◆ Instructions for the task
Copy the lines verbatim, beginning with the line that contains "Transcribe this image's" and continuing through the end of the data, and only those lines.

◆ Data supplied
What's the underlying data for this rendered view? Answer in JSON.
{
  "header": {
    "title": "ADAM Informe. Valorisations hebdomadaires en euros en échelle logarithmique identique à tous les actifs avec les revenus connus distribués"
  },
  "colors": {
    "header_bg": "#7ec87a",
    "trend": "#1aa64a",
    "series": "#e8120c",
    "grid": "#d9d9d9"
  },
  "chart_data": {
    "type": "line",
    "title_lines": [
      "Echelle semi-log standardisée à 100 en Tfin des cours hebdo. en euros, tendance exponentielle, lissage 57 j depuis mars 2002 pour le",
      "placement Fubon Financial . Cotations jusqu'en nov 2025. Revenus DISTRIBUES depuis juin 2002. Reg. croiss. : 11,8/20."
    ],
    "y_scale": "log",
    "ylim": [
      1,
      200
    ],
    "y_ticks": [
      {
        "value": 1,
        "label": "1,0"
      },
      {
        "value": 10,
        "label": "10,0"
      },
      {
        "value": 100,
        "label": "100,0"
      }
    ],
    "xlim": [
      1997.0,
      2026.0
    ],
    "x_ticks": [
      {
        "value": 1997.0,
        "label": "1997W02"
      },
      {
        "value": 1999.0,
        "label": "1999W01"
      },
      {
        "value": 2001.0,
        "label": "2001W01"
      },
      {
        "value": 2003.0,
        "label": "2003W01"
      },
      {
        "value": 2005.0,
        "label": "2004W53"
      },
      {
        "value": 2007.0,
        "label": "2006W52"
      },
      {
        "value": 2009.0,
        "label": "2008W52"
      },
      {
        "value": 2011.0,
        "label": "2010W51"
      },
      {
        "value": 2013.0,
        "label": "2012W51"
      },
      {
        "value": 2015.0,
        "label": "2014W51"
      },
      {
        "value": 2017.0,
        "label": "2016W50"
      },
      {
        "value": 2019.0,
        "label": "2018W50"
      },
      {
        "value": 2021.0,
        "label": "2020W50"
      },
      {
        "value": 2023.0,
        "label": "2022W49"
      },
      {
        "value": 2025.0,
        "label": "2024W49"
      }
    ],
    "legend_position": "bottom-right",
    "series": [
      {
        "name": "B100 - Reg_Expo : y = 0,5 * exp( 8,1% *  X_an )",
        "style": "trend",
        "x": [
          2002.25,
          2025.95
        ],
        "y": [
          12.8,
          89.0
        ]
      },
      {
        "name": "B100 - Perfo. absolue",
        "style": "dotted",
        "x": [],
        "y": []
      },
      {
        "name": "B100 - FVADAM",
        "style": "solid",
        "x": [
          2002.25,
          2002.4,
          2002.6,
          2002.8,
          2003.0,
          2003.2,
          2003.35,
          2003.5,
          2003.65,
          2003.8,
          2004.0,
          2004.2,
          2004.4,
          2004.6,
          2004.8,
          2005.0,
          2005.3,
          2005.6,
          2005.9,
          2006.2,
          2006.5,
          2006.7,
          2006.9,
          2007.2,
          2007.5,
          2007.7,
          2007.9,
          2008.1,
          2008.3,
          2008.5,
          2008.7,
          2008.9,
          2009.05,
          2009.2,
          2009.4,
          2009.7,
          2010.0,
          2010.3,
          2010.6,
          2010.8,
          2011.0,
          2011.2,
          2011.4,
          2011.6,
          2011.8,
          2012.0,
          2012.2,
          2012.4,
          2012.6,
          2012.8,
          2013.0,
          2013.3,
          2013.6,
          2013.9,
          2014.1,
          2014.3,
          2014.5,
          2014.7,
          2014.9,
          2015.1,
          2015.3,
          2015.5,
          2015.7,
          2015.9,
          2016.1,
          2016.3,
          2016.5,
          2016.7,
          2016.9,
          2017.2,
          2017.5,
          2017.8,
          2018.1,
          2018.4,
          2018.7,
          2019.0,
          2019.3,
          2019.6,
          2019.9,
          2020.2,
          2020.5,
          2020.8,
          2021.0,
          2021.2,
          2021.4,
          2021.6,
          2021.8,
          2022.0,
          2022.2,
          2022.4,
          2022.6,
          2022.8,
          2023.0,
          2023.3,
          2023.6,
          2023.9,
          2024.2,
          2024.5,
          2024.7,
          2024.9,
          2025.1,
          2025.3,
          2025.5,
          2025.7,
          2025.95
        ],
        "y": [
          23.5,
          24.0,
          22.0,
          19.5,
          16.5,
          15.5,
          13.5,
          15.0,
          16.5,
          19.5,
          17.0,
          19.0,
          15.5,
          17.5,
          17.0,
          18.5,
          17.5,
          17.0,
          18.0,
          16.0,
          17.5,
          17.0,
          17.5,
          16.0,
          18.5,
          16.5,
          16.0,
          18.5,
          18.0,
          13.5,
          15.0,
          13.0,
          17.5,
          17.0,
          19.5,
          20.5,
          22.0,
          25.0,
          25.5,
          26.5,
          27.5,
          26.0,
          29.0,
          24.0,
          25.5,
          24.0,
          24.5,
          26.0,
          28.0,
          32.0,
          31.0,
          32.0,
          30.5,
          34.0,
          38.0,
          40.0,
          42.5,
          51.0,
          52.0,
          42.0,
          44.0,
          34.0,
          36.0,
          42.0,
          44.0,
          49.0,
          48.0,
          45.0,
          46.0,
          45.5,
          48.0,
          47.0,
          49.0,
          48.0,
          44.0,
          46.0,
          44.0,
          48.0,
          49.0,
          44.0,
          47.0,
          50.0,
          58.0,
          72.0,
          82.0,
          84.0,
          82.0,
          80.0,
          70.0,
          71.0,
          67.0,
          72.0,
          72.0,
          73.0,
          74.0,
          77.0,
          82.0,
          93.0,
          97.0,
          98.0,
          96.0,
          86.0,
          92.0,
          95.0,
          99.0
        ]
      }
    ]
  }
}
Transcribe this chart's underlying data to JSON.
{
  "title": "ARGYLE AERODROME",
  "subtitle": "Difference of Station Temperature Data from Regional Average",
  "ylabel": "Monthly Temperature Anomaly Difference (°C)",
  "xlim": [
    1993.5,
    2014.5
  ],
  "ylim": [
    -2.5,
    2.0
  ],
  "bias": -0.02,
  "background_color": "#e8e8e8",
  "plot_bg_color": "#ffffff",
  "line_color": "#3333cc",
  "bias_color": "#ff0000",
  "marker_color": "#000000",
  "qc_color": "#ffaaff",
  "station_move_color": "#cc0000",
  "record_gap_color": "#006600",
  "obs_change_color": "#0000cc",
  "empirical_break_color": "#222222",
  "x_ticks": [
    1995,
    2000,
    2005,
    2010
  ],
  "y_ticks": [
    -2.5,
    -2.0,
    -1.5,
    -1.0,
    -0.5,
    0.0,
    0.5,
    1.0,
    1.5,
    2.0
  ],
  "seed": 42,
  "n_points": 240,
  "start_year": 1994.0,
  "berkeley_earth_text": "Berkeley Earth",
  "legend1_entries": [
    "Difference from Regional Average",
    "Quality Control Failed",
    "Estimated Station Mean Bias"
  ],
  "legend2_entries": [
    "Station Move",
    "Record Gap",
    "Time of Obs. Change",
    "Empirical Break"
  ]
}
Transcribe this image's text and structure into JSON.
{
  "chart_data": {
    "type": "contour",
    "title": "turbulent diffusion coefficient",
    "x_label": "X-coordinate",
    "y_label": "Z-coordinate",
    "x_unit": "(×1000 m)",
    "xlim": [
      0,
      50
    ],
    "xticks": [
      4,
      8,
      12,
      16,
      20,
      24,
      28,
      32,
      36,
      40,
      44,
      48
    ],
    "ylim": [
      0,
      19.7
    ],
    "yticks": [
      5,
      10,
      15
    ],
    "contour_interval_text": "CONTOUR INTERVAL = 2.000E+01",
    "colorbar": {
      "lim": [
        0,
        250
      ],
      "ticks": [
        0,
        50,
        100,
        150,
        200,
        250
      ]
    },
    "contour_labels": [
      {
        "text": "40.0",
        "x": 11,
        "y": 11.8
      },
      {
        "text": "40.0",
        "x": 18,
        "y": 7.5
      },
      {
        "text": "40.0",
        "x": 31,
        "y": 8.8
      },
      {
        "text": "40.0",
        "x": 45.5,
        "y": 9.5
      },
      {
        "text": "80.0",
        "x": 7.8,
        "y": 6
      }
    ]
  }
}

◆ Response for this exercise
Transcribe this image's text and structure into JSON.
{
  "chart_data": {
    "type": "contour",
    "title": "turbulent diffusion coefficient",
    "x_label": "X-coordinate",
    "y_label": "Z-coordinate",
    "x_unit": "(×1000 m)",
    "xlim": [
      0,
      50
    ],
    "xticks": [
      4,
      8,
      12,
      16,
      20,
      24,
      28,
      32,
      36,
      40,
      44,
      48
    ],
    "ylim": [
      0,
      19.7
    ],
    "yticks": [
      5,
      10,
      15
    ],
    "contour_interval_text": "CONTOUR INTERVAL = 2.000E+01",
    "colorbar": {
      "lim": [
        0,
        250
      ],
      "ticks": [
        0,
        50,
        100,
        150,
        200,
        250
      ]
    },
    "contour_labels": [
      {
        "text": "40.0",
        "x": 11,
        "y": 11.8
      },
      {
        "text": "40.0",
        "x": 18,
        "y": 7.5
      },
      {
        "text": "40.0",
        "x": 31,
        "y": 8.8
      },
      {
        "text": "40.0",
        "x": 45.5,
        "y": 9.5
      },
      {
        "text": "80.0",
        "x": 7.8,
        "y": 6
      }
    ]
  }
}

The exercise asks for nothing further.